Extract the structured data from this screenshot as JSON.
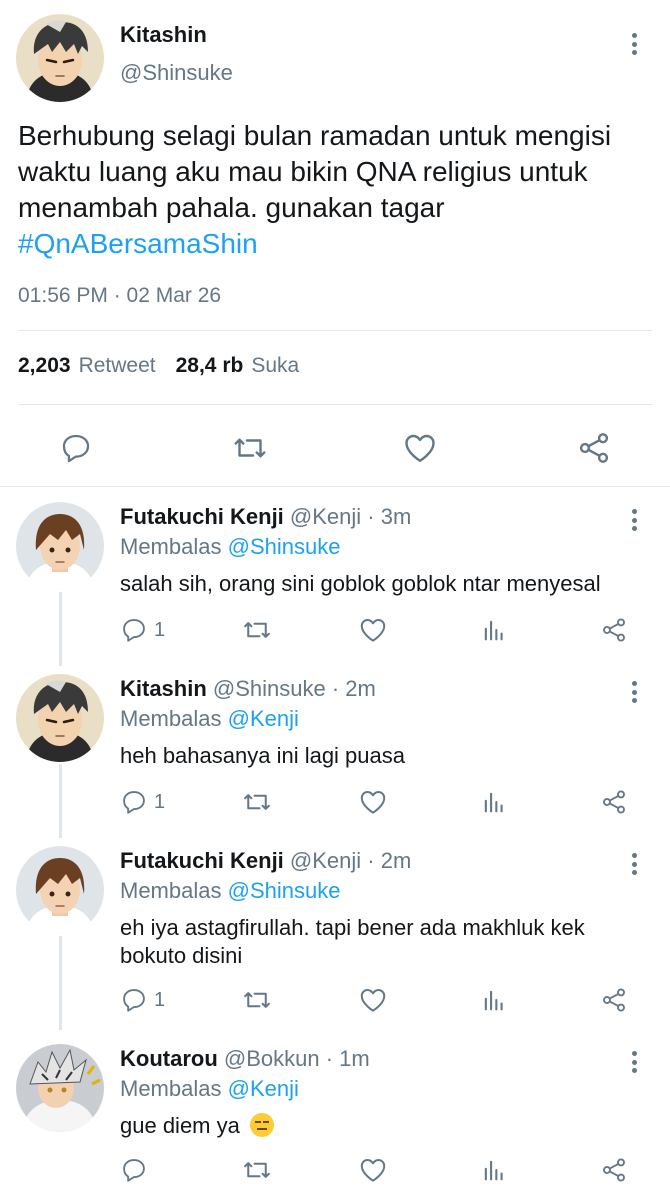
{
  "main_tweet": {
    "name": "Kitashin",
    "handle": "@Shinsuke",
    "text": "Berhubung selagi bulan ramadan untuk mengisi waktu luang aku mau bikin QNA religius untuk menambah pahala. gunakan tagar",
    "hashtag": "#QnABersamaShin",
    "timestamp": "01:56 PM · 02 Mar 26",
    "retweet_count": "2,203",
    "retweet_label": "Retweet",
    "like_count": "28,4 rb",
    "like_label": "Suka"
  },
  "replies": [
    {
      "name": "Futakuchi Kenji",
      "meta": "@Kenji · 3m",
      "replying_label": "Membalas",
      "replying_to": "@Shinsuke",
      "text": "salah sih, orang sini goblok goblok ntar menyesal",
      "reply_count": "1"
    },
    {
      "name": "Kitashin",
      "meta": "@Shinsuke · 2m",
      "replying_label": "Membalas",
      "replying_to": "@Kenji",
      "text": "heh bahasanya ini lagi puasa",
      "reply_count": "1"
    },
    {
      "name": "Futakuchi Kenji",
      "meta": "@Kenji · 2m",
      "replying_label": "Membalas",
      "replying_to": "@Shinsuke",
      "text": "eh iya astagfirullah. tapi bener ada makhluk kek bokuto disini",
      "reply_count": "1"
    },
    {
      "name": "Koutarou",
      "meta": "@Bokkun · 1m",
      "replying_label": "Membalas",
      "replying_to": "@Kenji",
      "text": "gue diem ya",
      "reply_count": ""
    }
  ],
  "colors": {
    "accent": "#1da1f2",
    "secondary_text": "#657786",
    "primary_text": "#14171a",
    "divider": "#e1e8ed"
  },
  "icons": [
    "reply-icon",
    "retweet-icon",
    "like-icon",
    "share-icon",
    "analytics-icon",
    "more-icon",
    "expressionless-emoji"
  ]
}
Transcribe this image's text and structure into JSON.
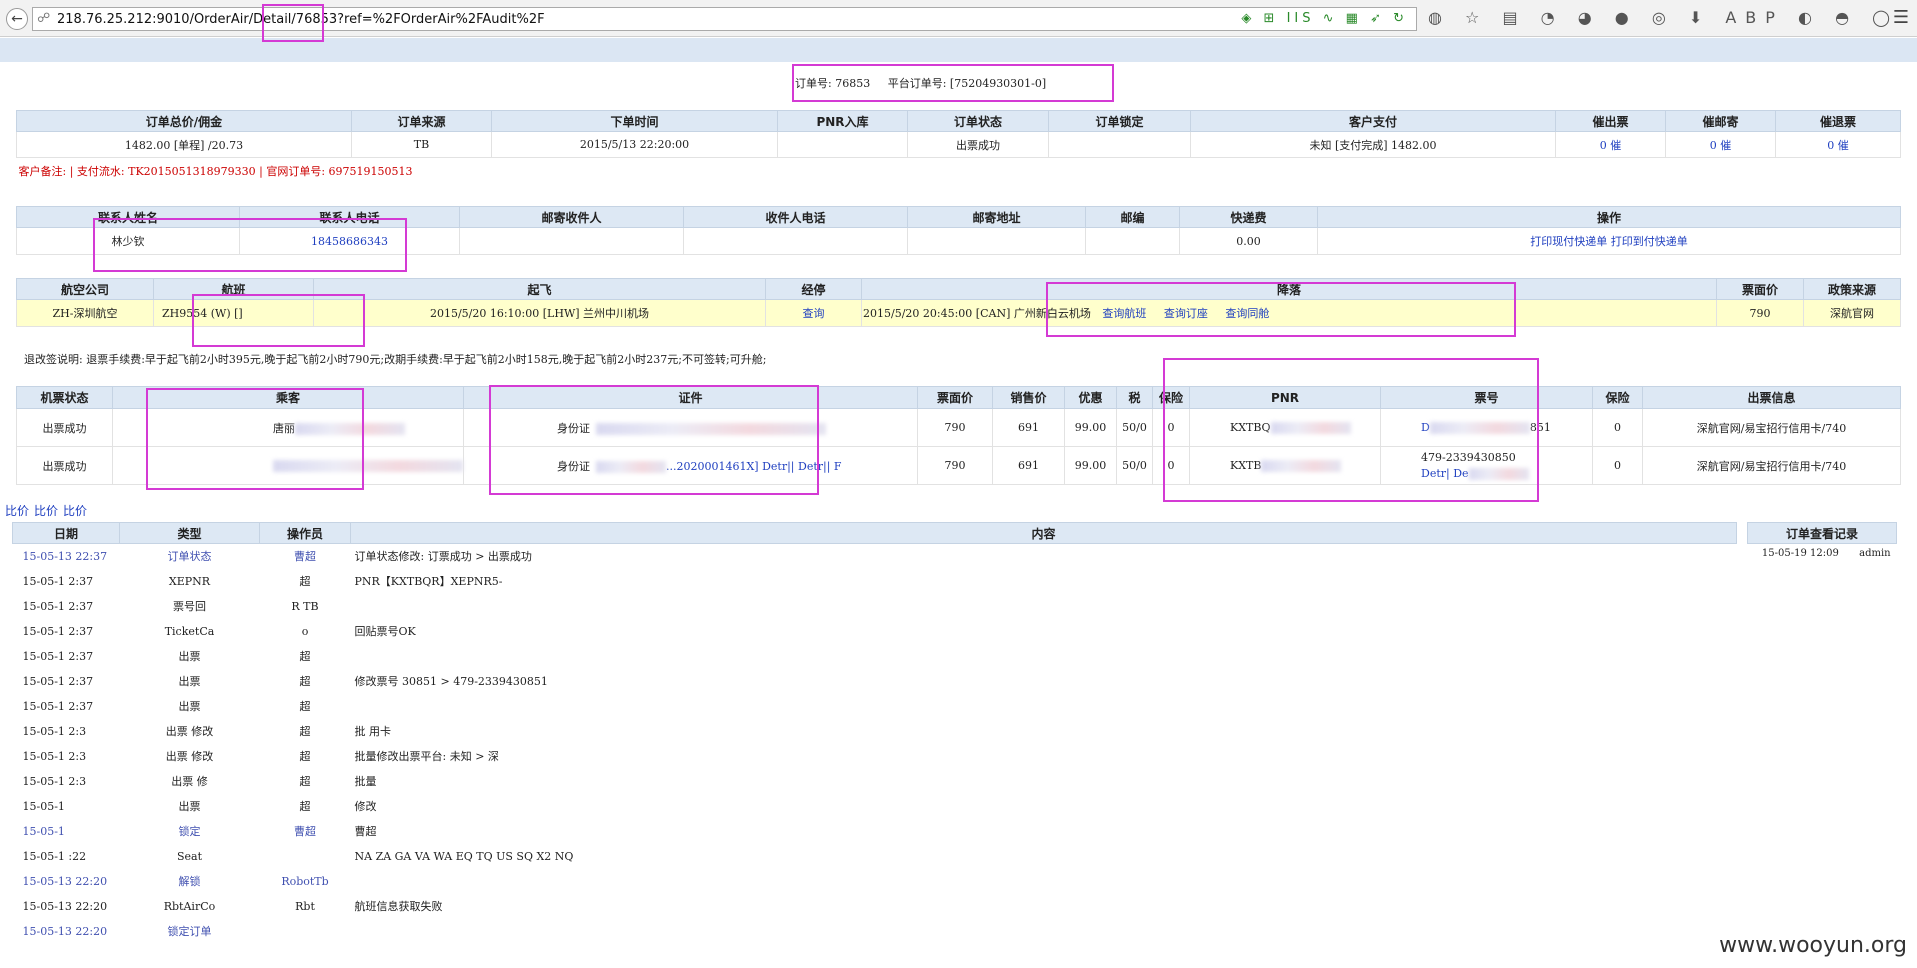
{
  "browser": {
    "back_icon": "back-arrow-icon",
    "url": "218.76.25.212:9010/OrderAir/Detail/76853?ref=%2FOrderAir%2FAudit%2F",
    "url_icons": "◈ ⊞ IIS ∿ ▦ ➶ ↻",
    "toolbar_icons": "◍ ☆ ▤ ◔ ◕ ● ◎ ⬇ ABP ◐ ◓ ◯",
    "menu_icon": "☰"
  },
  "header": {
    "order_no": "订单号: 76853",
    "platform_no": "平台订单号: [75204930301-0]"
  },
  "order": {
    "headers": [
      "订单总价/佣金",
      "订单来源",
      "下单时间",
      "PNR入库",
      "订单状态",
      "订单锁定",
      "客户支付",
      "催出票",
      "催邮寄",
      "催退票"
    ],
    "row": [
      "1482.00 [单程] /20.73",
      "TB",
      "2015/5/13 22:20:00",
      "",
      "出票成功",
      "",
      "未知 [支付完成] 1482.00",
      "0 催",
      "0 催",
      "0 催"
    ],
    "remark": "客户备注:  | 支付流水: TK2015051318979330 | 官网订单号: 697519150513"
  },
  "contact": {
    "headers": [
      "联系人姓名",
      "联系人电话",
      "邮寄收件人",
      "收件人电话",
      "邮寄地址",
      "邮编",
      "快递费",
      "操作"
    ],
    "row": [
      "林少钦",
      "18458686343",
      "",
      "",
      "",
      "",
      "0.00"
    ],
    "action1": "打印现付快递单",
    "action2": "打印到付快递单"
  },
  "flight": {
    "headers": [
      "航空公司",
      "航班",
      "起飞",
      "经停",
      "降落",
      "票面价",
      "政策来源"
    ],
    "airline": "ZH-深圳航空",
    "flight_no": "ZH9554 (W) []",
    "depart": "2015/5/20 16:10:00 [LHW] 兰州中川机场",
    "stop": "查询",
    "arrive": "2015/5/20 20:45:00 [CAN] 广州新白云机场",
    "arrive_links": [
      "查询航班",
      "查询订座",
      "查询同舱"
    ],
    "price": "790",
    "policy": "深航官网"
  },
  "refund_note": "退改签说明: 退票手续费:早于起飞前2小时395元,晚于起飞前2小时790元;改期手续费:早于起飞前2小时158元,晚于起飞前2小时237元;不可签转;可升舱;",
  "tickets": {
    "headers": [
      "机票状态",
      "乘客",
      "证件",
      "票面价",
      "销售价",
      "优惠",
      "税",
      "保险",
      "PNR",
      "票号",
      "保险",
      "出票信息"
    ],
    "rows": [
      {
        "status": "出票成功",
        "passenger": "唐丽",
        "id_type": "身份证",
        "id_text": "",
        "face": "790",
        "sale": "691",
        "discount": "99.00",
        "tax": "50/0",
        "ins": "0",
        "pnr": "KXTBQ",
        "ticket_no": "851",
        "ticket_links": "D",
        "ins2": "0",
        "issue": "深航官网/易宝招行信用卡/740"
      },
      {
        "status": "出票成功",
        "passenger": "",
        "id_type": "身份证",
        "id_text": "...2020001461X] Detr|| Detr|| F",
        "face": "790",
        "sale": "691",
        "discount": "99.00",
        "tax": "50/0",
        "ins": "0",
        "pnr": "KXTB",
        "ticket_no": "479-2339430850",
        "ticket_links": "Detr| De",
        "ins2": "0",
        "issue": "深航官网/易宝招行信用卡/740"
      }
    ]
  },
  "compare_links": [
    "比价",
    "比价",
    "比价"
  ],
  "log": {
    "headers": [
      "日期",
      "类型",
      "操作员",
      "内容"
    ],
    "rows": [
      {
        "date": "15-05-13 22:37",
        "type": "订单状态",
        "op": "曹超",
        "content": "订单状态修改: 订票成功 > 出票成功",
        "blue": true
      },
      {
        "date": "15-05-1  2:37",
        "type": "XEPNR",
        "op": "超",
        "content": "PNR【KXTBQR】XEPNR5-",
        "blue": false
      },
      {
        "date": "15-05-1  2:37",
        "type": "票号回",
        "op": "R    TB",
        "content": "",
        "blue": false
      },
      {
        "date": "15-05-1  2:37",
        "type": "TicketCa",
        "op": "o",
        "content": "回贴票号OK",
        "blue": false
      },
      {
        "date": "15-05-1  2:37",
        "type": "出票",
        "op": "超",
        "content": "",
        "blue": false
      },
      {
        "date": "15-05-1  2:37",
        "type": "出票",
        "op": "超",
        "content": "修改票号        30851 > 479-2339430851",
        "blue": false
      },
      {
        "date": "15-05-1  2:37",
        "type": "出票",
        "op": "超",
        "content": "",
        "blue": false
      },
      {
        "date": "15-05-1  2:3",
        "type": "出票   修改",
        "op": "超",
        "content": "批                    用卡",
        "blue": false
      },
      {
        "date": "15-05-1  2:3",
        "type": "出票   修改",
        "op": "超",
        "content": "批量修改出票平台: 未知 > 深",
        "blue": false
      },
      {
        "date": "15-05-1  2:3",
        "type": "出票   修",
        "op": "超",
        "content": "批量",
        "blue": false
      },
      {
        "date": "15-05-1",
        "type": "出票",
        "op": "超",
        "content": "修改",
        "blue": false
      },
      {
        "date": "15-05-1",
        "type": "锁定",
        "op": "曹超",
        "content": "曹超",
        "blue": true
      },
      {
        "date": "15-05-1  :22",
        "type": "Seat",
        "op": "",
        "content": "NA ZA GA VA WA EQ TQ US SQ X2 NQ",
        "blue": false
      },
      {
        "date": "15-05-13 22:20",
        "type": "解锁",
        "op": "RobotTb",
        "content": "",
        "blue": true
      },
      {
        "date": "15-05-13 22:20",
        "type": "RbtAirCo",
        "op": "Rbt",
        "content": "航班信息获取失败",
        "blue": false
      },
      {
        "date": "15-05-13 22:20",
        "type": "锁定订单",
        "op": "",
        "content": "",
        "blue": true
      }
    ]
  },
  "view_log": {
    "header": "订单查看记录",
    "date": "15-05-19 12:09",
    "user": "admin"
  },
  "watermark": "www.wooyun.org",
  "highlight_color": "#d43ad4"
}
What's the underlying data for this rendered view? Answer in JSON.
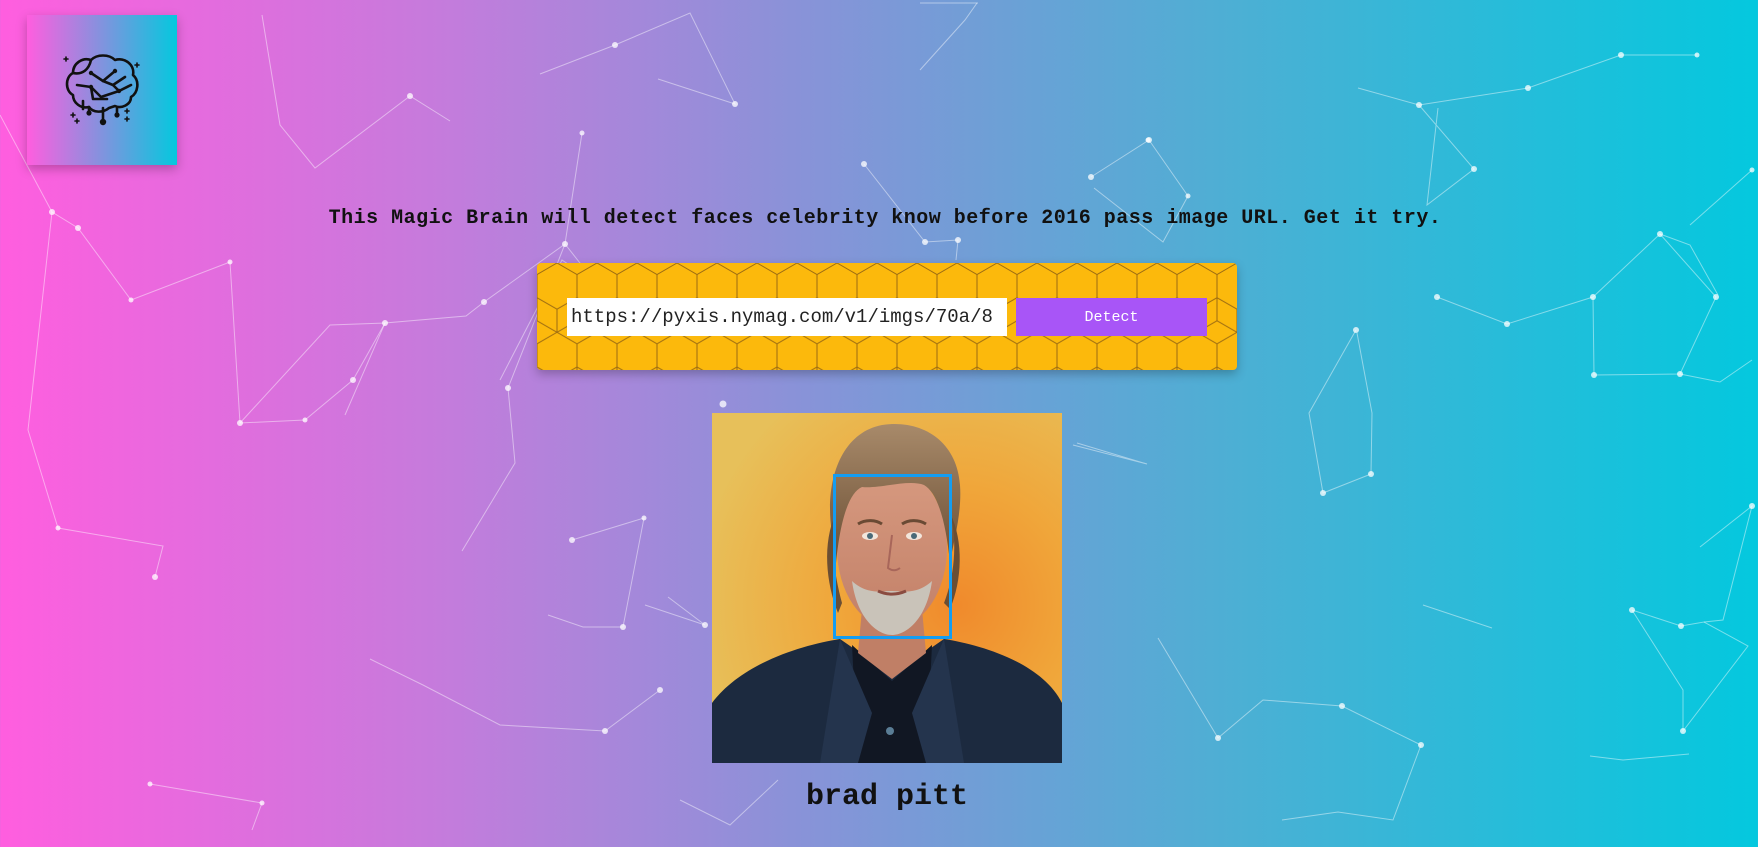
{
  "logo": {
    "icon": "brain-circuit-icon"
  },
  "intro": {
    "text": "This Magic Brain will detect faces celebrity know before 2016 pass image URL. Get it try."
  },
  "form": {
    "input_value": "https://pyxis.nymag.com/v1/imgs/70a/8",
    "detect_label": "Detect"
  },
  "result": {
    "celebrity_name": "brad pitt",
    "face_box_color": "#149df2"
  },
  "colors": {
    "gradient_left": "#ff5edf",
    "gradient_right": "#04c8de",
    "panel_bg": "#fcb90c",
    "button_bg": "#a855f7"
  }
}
☆ ☆ ☆ ☆ ☆
## Task to complete
From the line containing "What's the underlying" through the last line of the records, both included, output those lines exactly and nothing else; skip the pictures.

## Task response
What's the underlying data for this rendered view? Answer in JSON.
{
  "logo": {
    "icon": "brain-circuit-icon"
  },
  "intro": {
    "text": "This Magic Brain will detect faces celebrity know before 2016 pass image URL. Get it try."
  },
  "form": {
    "input_value": "https://pyxis.nymag.com/v1/imgs/70a/8",
    "detect_label": "Detect"
  },
  "result": {
    "celebrity_name": "brad pitt",
    "face_box_color": "#149df2"
  },
  "colors": {
    "gradient_left": "#ff5edf",
    "gradient_right": "#04c8de",
    "panel_bg": "#fcb90c",
    "button_bg": "#a855f7"
  }
}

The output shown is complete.